= Beginning of Section =
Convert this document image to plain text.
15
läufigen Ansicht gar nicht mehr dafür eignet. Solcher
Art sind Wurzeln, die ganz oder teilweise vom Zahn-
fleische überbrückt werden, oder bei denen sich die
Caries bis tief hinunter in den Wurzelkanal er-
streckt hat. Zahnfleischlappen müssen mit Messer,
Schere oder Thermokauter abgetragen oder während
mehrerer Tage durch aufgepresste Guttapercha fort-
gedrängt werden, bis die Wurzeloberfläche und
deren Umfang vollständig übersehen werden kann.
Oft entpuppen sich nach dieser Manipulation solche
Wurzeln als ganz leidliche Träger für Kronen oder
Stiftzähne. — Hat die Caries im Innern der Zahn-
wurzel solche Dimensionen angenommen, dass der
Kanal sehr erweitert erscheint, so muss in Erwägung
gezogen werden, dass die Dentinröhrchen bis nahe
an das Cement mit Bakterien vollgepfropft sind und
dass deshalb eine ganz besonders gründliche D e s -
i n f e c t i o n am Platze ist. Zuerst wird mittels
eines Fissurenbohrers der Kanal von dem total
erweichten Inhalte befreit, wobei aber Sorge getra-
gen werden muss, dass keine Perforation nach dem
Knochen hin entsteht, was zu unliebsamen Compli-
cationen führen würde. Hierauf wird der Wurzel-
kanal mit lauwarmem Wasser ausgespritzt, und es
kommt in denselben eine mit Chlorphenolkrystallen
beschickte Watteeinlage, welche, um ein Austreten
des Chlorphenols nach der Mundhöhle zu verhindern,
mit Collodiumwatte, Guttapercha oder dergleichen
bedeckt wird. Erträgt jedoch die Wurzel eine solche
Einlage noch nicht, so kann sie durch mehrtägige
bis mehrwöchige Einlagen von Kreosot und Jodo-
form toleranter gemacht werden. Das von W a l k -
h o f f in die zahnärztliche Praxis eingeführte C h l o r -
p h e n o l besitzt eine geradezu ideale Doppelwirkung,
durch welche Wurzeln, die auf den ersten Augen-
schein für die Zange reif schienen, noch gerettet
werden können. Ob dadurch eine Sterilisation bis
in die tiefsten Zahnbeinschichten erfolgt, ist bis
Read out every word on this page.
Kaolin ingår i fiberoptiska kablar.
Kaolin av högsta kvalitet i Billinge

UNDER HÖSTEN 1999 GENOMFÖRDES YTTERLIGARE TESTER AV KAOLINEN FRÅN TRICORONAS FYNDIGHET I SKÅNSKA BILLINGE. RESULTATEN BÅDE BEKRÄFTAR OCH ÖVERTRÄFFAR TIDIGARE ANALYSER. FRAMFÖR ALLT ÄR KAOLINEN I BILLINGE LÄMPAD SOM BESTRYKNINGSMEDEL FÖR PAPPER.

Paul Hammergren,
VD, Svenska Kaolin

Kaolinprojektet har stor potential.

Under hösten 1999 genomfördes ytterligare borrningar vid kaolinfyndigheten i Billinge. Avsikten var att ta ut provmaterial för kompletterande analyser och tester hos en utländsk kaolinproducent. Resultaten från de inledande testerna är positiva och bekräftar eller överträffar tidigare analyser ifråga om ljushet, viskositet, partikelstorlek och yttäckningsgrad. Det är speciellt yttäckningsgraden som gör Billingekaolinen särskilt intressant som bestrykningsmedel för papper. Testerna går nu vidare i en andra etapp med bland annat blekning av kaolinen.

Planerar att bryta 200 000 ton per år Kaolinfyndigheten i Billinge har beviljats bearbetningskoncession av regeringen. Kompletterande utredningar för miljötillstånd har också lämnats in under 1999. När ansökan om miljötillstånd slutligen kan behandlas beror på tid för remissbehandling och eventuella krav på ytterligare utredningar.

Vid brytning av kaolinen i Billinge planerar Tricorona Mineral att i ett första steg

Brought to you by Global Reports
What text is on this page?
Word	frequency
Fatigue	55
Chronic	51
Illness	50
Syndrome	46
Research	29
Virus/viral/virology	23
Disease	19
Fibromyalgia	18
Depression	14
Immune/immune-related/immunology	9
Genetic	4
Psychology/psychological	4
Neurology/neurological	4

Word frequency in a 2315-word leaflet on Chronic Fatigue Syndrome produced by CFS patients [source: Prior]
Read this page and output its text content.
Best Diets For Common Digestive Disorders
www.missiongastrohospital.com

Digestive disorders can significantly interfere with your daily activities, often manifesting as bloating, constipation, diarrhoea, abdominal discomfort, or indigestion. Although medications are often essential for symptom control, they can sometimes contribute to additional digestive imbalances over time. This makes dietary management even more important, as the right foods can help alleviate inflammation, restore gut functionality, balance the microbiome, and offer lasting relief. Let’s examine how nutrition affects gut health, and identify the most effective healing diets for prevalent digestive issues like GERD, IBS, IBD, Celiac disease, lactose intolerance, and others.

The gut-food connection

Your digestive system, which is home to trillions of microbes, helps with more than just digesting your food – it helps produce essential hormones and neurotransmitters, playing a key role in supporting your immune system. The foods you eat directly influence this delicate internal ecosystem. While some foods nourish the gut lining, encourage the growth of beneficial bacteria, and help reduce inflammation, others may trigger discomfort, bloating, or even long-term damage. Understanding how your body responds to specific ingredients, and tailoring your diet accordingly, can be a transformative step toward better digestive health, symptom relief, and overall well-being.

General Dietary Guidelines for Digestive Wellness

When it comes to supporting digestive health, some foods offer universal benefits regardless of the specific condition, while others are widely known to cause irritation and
= End of Section =
* **TO DO**: Repeat this material verbatim.

* **PROBLEM SOLUTION**:
Convert this document image to plain text.
15
läufigen Ansicht gar nicht mehr dafür eignet. Solcher
Art sind Wurzeln, die ganz oder teilweise vom Zahn-
fleische überbrückt werden, oder bei denen sich die
Caries bis tief hinunter in den Wurzelkanal er-
streckt hat. Zahnfleischlappen müssen mit Messer,
Schere oder Thermokauter abgetragen oder während
mehrerer Tage durch aufgepresste Guttapercha fort-
gedrängt werden, bis die Wurzeloberfläche und
deren Umfang vollständig übersehen werden kann.
Oft entpuppen sich nach dieser Manipulation solche
Wurzeln als ganz leidliche Träger für Kronen oder
Stiftzähne. — Hat die Caries im Innern der Zahn-
wurzel solche Dimensionen angenommen, dass der
Kanal sehr erweitert erscheint, so muss in Erwägung
gezogen werden, dass die Dentinröhrchen bis nahe
an das Cement mit Bakterien vollgepfropft sind und
dass deshalb eine ganz besonders gründliche D e s -
i n f e c t i o n am Platze ist. Zuerst wird mittels
eines Fissurenbohrers der Kanal von dem total
erweichten Inhalte befreit, wobei aber Sorge getra-
gen werden muss, dass keine Perforation nach dem
Knochen hin entsteht, was zu unliebsamen Compli-
cationen führen würde. Hierauf wird der Wurzel-
kanal mit lauwarmem Wasser ausgespritzt, und es
kommt in denselben eine mit Chlorphenolkrystallen
beschickte Watteeinlage, welche, um ein Austreten
des Chlorphenols nach der Mundhöhle zu verhindern,
mit Collodiumwatte, Guttapercha oder dergleichen
bedeckt wird. Erträgt jedoch die Wurzel eine solche
Einlage noch nicht, so kann sie durch mehrtägige
bis mehrwöchige Einlagen von Kreosot und Jodo-
form toleranter gemacht werden. Das von W a l k -
h o f f in die zahnärztliche Praxis eingeführte C h l o r -
p h e n o l besitzt eine geradezu ideale Doppelwirkung,
durch welche Wurzeln, die auf den ersten Augen-
schein für die Zange reif schienen, noch gerettet
werden können. Ob dadurch eine Sterilisation bis
in die tiefsten Zahnbeinschichten erfolgt, ist bis
Read out every word on this page.
Kaolin ingår i fiberoptiska kablar.
Kaolin av högsta kvalitet i Billinge

UNDER HÖSTEN 1999 GENOMFÖRDES YTTERLIGARE TESTER AV KAOLINEN FRÅN TRICORONAS FYNDIGHET I SKÅNSKA BILLINGE. RESULTATEN BÅDE BEKRÄFTAR OCH ÖVERTRÄFFAR TIDIGARE ANALYSER. FRAMFÖR ALLT ÄR KAOLINEN I BILLINGE LÄMPAD SOM BESTRYKNINGSMEDEL FÖR PAPPER.

Paul Hammergren,
VD, Svenska Kaolin

Kaolinprojektet har stor potential.

Under hösten 1999 genomfördes ytterligare borrningar vid kaolinfyndigheten i Billinge. Avsikten var att ta ut provmaterial för kompletterande analyser och tester hos en utländsk kaolinproducent. Resultaten från de inledande testerna är positiva och bekräftar eller överträffar tidigare analyser ifråga om ljushet, viskositet, partikelstorlek och yttäckningsgrad. Det är speciellt yttäckningsgraden som gör Billingekaolinen särskilt intressant som bestrykningsmedel för papper. Testerna går nu vidare i en andra etapp med bland annat blekning av kaolinen.

Planerar att bryta 200 000 ton per år Kaolinfyndigheten i Billinge har beviljats bearbetningskoncession av regeringen. Kompletterande utredningar för miljötillstånd har också lämnats in under 1999. När ansökan om miljötillstånd slutligen kan behandlas beror på tid för remissbehandling och eventuella krav på ytterligare utredningar.

Vid brytning av kaolinen i Billinge planerar Tricorona Mineral att i ett första steg

Brought to you by Global Reports
What text is on this page?
Word	frequency
Fatigue	55
Chronic	51
Illness	50
Syndrome	46
Research	29
Virus/viral/virology	23
Disease	19
Fibromyalgia	18
Depression	14
Immune/immune-related/immunology	9
Genetic	4
Psychology/psychological	4
Neurology/neurological	4

Word frequency in a 2315-word leaflet on Chronic Fatigue Syndrome produced by CFS patients [source: Prior]
Read this page and output its text content.
Best Diets For Common Digestive Disorders
www.missiongastrohospital.com

Digestive disorders can significantly interfere with your daily activities, often manifesting as bloating, constipation, diarrhoea, abdominal discomfort, or indigestion. Although medications are often essential for symptom control, they can sometimes contribute to additional digestive imbalances over time. This makes dietary management even more important, as the right foods can help alleviate inflammation, restore gut functionality, balance the microbiome, and offer lasting relief. Let’s examine how nutrition affects gut health, and identify the most effective healing diets for prevalent digestive issues like GERD, IBS, IBD, Celiac disease, lactose intolerance, and others.

The gut-food connection

Your digestive system, which is home to trillions of microbes, helps with more than just digesting your food – it helps produce essential hormones and neurotransmitters, playing a key role in supporting your immune system. The foods you eat directly influence this delicate internal ecosystem. While some foods nourish the gut lining, encourage the growth of beneficial bacteria, and help reduce inflammation, others may trigger discomfort, bloating, or even long-term damage. Understanding how your body responds to specific ingredients, and tailoring your diet accordingly, can be a transformative step toward better digestive health, symptom relief, and overall well-being.

General Dietary Guidelines for Digestive Wellness

When it comes to supporting digestive health, some foods offer universal benefits regardless of the specific condition, while others are widely known to cause irritation and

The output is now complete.